[Some records]
******************************

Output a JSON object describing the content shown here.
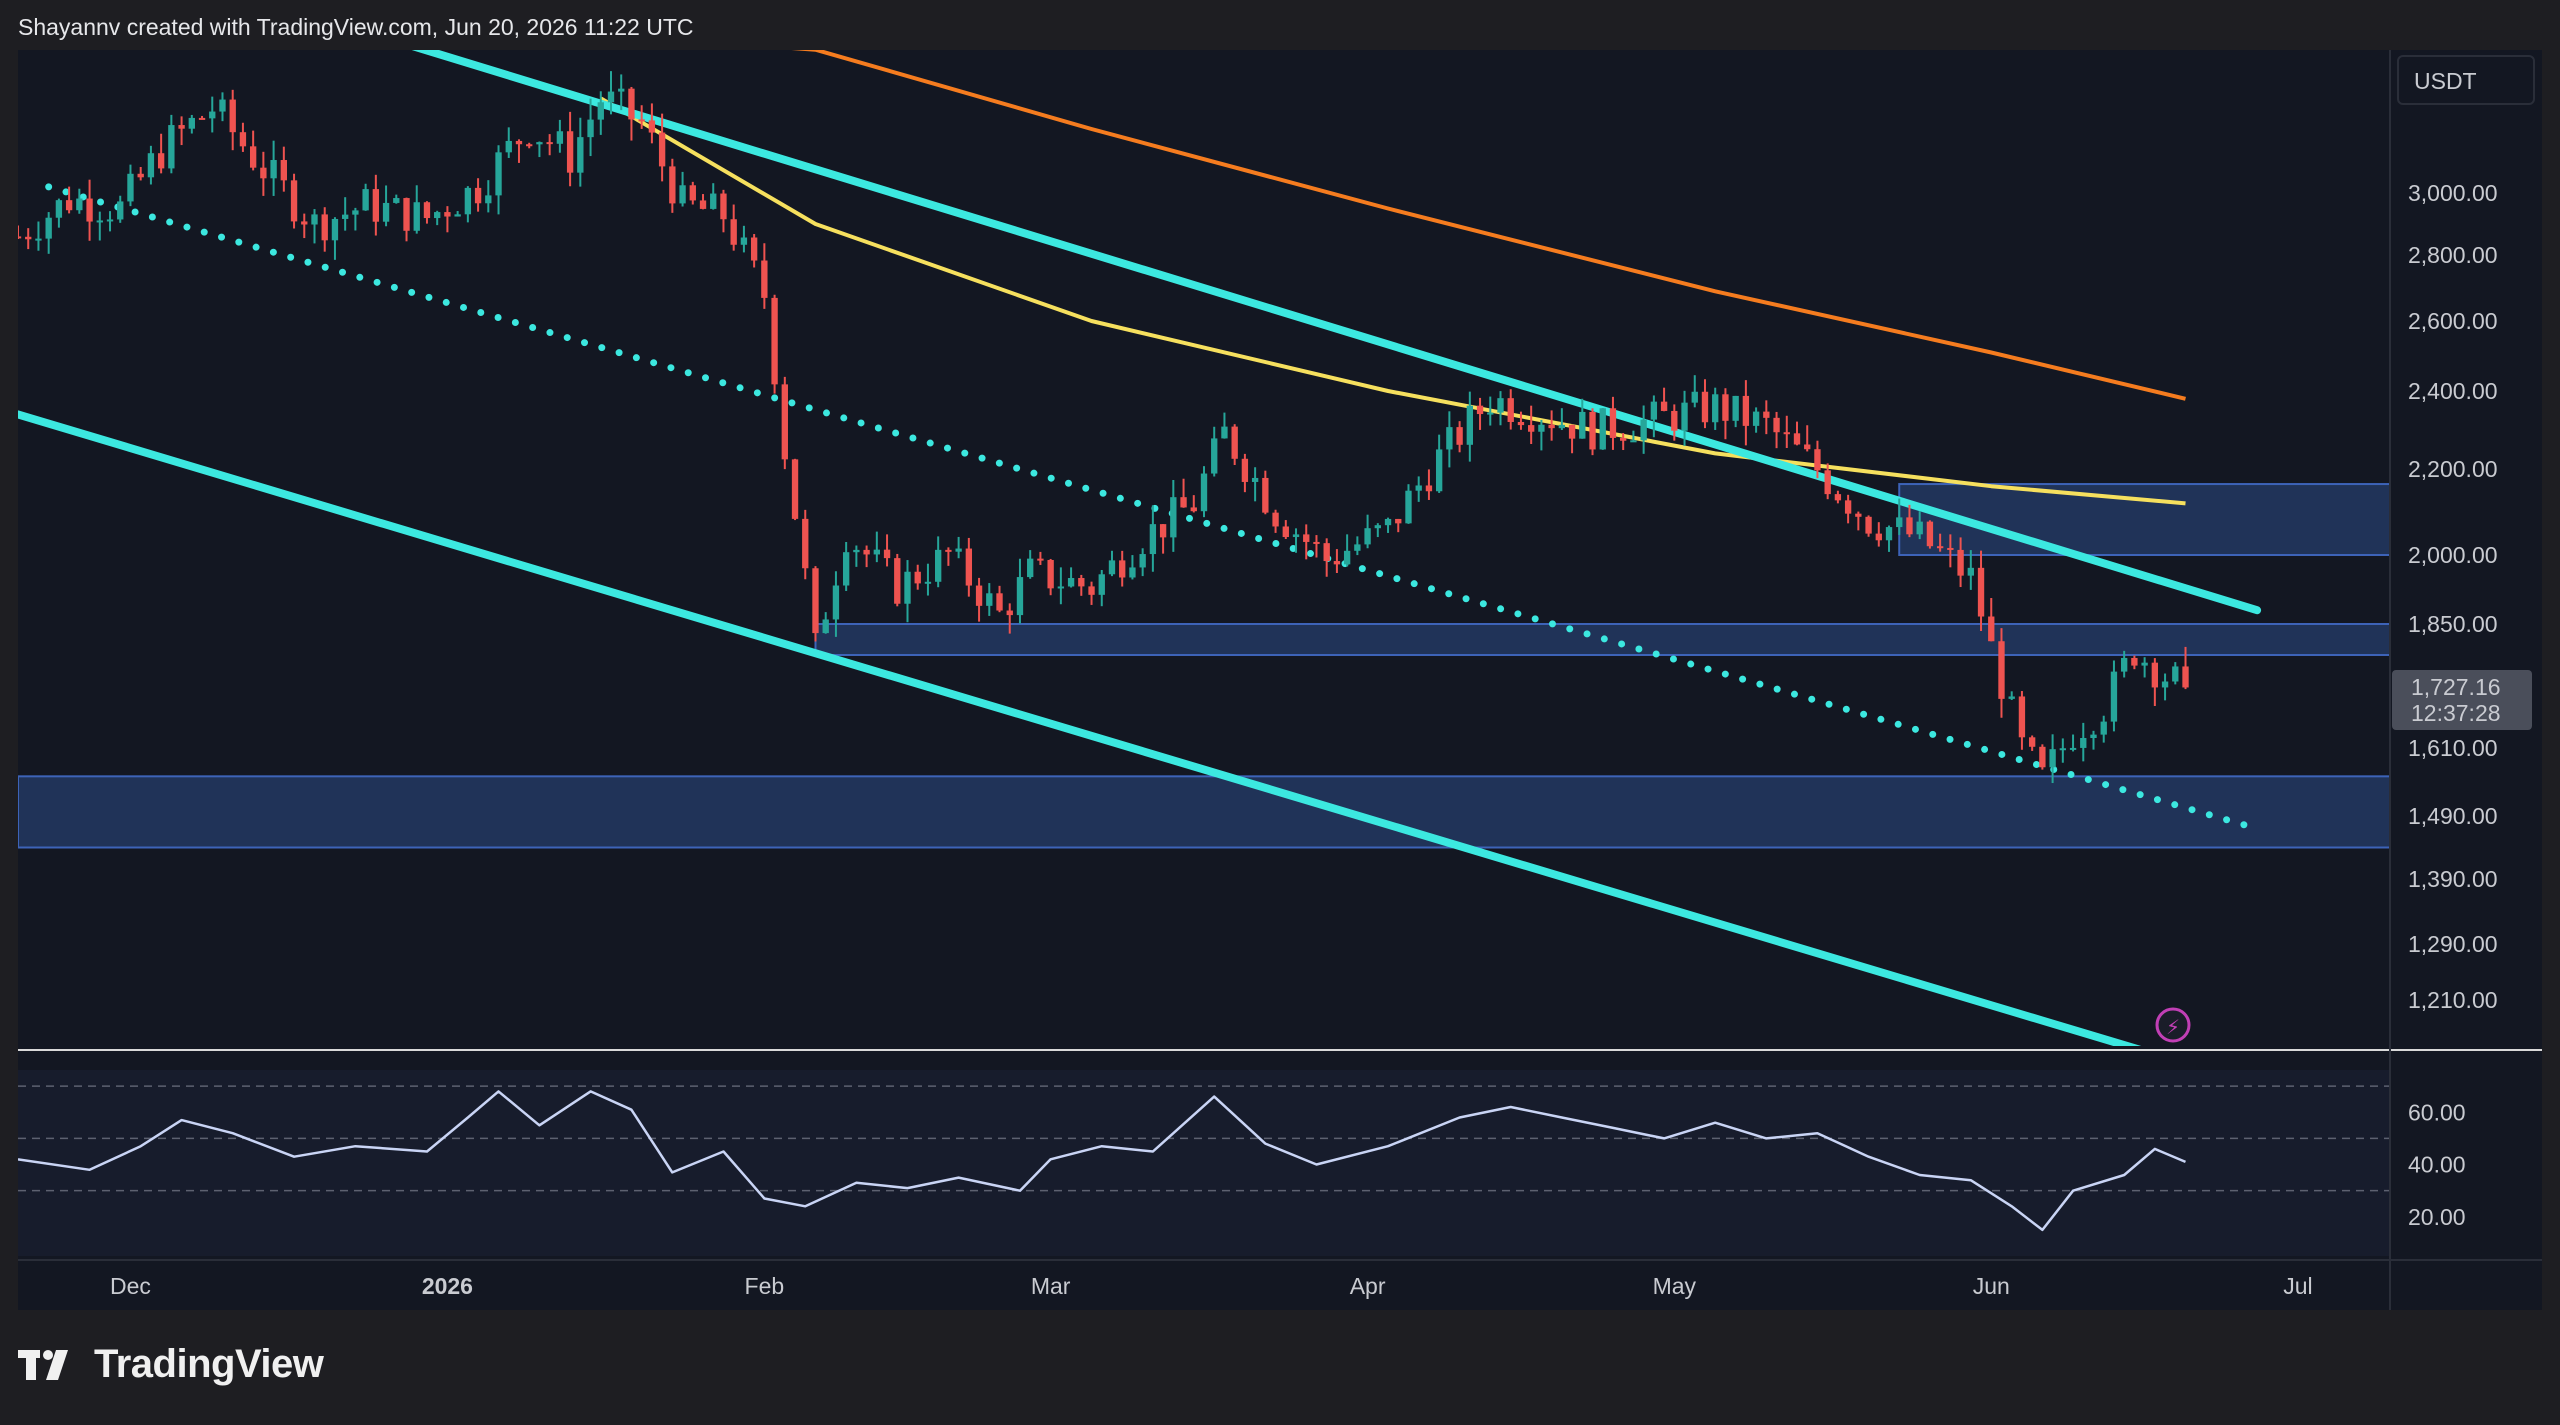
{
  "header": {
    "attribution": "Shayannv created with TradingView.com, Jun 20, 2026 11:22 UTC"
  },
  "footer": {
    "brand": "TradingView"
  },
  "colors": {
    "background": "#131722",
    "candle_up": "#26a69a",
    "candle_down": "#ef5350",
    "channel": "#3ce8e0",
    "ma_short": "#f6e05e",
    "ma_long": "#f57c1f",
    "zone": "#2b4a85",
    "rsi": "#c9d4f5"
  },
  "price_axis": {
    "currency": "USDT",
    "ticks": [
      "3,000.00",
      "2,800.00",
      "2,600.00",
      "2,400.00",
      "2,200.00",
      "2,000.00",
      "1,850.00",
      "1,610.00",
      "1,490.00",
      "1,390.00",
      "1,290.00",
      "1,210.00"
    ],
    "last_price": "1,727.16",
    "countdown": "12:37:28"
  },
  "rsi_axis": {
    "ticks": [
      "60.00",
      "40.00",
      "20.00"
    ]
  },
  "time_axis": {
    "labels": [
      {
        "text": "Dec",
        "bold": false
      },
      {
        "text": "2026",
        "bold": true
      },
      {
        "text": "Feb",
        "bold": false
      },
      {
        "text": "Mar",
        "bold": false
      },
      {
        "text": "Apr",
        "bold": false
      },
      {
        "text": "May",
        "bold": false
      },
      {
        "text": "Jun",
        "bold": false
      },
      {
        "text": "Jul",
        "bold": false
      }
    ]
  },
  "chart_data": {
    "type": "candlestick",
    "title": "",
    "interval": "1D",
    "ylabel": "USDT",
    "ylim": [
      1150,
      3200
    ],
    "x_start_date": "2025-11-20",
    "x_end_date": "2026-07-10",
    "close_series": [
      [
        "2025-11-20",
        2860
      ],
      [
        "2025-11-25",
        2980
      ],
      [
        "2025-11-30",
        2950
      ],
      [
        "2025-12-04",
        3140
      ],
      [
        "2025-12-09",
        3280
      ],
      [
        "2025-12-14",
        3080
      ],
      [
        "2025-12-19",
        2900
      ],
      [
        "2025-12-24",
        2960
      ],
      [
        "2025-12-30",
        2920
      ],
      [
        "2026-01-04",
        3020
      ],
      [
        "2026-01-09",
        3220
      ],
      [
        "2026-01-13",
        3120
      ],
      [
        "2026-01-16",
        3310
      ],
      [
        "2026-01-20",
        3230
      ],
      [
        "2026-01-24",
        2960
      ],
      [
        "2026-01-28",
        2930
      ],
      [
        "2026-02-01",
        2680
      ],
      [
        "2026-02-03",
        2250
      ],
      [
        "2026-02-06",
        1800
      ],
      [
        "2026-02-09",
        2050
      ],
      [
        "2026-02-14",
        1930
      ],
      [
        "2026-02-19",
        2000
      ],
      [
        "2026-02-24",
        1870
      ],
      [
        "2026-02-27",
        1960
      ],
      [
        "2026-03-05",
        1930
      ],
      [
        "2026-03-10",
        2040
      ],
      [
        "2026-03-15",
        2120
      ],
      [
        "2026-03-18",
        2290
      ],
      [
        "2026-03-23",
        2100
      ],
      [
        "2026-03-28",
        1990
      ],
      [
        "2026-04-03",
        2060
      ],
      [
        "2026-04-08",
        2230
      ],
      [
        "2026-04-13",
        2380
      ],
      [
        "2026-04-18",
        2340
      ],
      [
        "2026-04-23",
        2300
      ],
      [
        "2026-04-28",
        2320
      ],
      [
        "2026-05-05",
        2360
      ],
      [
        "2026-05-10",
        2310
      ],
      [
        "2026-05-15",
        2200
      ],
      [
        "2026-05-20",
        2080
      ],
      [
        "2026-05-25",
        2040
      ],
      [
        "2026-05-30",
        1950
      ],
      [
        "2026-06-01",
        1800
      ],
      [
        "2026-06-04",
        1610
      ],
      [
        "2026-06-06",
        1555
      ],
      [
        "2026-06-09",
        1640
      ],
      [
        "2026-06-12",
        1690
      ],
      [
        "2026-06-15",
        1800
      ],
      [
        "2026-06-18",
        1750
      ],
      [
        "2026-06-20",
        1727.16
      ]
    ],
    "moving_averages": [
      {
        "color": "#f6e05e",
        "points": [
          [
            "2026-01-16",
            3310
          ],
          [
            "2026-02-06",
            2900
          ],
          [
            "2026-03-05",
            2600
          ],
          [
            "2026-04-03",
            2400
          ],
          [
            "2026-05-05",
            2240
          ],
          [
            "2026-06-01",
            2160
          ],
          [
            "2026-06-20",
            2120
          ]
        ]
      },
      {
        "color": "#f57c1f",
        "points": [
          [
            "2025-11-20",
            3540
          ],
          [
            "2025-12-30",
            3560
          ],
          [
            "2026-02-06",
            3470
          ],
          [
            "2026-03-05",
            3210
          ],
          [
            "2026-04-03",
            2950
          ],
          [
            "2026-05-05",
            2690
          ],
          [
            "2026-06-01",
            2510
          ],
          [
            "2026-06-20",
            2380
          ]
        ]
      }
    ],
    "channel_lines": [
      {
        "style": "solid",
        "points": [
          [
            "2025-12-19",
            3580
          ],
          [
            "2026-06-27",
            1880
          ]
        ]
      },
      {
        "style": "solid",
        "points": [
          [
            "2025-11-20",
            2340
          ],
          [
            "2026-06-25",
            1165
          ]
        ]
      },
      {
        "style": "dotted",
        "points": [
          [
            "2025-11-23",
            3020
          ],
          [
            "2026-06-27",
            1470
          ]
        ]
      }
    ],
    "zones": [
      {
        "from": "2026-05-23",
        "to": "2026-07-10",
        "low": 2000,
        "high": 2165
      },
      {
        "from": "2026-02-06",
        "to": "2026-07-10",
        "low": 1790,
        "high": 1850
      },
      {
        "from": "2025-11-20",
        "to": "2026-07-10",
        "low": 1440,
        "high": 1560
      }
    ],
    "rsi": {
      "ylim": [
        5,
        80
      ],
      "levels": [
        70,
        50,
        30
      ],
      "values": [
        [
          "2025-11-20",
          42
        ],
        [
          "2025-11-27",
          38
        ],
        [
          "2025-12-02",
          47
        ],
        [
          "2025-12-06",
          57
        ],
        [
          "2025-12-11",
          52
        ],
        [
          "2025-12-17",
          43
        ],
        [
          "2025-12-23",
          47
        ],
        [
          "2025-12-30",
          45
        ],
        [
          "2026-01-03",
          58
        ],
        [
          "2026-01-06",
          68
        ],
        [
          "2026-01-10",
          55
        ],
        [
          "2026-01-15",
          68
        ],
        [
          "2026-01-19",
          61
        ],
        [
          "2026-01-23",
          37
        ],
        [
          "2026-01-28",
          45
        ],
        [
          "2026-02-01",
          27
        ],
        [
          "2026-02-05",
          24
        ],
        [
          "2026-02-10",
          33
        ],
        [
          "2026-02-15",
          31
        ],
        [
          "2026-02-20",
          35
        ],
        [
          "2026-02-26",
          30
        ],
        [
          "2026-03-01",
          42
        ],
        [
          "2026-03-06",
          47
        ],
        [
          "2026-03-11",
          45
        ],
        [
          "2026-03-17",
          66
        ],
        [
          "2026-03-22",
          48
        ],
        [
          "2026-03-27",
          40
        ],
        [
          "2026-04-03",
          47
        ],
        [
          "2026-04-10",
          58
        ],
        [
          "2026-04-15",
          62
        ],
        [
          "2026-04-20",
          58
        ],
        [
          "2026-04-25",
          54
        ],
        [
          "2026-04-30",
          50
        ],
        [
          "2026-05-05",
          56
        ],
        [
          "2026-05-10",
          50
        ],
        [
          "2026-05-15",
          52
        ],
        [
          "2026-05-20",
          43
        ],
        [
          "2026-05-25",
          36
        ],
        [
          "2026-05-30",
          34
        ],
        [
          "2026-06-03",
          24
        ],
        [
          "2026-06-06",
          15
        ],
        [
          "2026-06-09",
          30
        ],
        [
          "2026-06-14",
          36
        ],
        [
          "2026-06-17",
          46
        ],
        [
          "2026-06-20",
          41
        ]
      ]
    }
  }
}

******************************

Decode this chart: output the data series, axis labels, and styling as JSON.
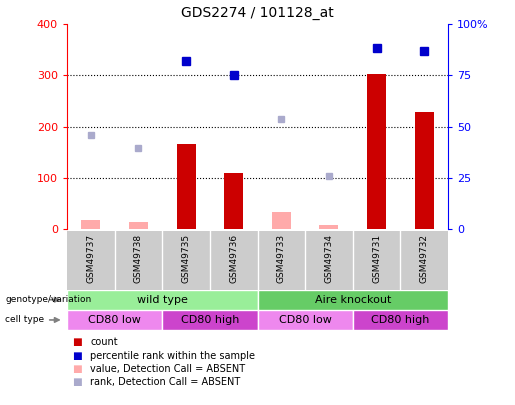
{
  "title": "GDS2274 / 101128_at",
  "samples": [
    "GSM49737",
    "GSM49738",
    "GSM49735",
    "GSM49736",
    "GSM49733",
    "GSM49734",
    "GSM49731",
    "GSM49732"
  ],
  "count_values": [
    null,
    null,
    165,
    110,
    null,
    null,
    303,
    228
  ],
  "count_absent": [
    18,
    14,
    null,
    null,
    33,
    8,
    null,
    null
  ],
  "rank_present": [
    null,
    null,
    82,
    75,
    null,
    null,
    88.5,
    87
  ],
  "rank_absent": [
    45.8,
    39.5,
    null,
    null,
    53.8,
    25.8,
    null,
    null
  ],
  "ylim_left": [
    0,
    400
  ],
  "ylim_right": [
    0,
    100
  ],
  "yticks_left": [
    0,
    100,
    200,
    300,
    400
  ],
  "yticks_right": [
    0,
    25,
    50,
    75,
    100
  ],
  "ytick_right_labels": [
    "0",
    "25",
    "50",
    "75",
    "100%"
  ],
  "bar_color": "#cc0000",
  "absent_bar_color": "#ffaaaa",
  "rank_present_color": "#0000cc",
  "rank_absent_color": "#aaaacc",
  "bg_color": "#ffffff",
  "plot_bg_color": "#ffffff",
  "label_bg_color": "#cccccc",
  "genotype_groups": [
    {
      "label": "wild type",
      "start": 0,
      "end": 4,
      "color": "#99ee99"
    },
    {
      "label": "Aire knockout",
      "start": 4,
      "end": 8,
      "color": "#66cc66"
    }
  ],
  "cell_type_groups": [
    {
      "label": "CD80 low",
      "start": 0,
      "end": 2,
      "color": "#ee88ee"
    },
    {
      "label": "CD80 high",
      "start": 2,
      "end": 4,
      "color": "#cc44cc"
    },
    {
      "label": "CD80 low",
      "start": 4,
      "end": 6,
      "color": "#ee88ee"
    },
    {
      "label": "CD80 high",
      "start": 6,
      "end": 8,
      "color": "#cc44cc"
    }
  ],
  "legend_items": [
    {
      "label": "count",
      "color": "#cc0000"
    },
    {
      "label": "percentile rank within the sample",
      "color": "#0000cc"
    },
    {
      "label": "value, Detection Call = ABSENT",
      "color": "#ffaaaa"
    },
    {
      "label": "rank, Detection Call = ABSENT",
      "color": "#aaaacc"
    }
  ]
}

******************************

Instruction — Return from the data every line that holds "Detection".

Answer for this exercise —
      "label": "value, Detection Call = ABSENT",
      "label": "rank, Detection Call = ABSENT",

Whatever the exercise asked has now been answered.